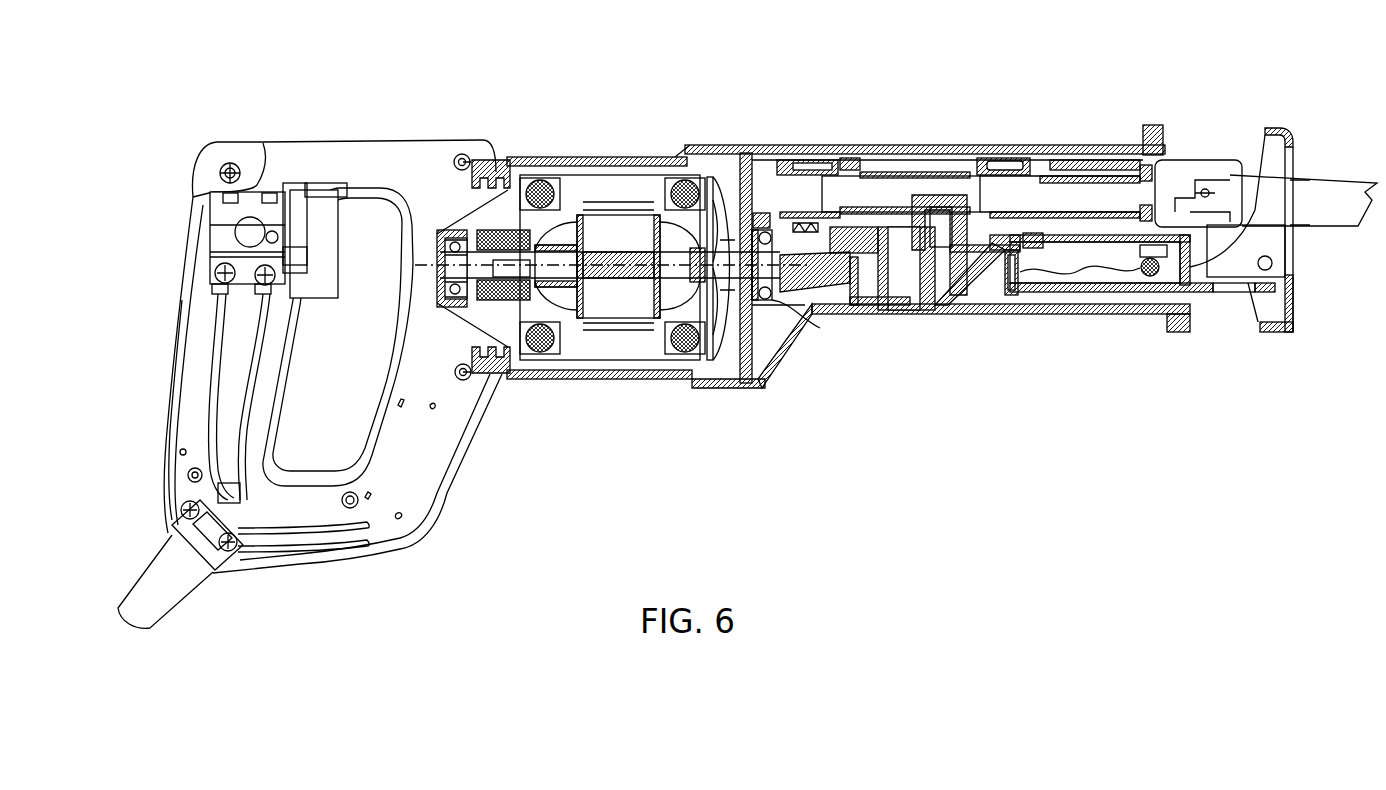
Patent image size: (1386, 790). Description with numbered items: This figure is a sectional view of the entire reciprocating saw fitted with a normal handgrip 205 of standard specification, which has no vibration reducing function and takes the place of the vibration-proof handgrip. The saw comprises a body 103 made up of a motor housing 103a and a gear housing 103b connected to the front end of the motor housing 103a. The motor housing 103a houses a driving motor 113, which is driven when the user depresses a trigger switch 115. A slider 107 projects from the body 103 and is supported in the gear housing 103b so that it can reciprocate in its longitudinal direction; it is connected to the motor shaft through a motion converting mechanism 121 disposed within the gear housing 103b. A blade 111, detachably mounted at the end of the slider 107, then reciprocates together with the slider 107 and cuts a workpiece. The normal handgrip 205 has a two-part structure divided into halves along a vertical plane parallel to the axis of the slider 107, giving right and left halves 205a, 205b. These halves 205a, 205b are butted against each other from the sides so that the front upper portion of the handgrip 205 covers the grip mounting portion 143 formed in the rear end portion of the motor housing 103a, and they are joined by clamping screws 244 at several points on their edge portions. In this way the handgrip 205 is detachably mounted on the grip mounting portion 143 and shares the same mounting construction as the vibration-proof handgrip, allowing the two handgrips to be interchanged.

The normal handgrip 205 is at (296, 140).
The right half of the handgrip 205a is at (178, 290).
The left half of the handgrip 205b is at (212, 158).
The clamping screws 244 is at (220, 174).
The trigger switch 115 is at (330, 296).
The motor housing 103a is at (598, 157).
The body 103 is at (735, 140).
The slider 107 is at (862, 182).
The gear housing 103b is at (1005, 142).
The blade 111 is at (1307, 177).
The motion converting mechanism 121 is at (840, 293).
The grip mounting portion 143 is at (505, 374).
The driving motor 113 is at (613, 318).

DESCRIPTION OF THE TASK: Format the records above as a two-column CSV with the header description,locations, one row per record: put the figure's description in the first field and its answer in the second, quote each field, and turn any line breaks into spaces. Leave the pictures out.

WRITTEN RESPONSE:
description,locations
"Patent image size: (1386, 790). Description with numbered items: This figure is a sectional view of the entire reciprocating saw fitted with a normal handgrip 205 of standard specification, which has no vibration reducing function and takes the place of the vibration-proof handgrip. The saw comprises a body 103 made up of a motor housing 103a and a gear housing 103b connected to the front end of the motor housing 103a. The motor housing 103a houses a driving motor 113, which is driven when the user depresses a trigger switch 115. A slider 107 projects from the body 103 and is supported in the gear housing 103b so that it can reciprocate in its longitudinal direction; it is connected to the motor shaft through a motion converting mechanism 121 disposed within the gear housing 103b. A blade 111, detachably mounted at the end of the slider 107, then reciprocates together with the slider 107 and cuts a workpiece. The normal handgrip 205 has a two-part structure divided into halves along a vertical plane parallel to the axis of the slider 107, giving right and left halves 205a, 205b. These halves 205a, 205b are butted against each other from the sides so that the front upper portion of the handgrip 205 covers the grip mounting portion 143 formed in the rear end portion of the motor housing 103a, and they are joined by clamping screws 244 at several points on their edge portions. In this way the handgrip 205 is detachably mounted on the grip mounting portion 143 and shares the same mounting construction as the vibration-proof handgrip, allowing the two handgrips to be interchanged.","The normal handgrip 205 is at (296, 140). The right half of the handgrip 205a is at (178, 290). The left half of the handgrip 205b is at (212, 158). The clamping screws 244 is at (220, 174). The trigger switch 115 is at (330, 296). The motor housing 103a is at (598, 157). The body 103 is at (735, 140). The slider 107 is at (862, 182). The gear housing 103b is at (1005, 142). The blade 111 is at (1307, 177). The motion converting mechanism 121 is at (840, 293). The grip mounting portion 143 is at (505, 374). The driving motor 113 is at (613, 318)."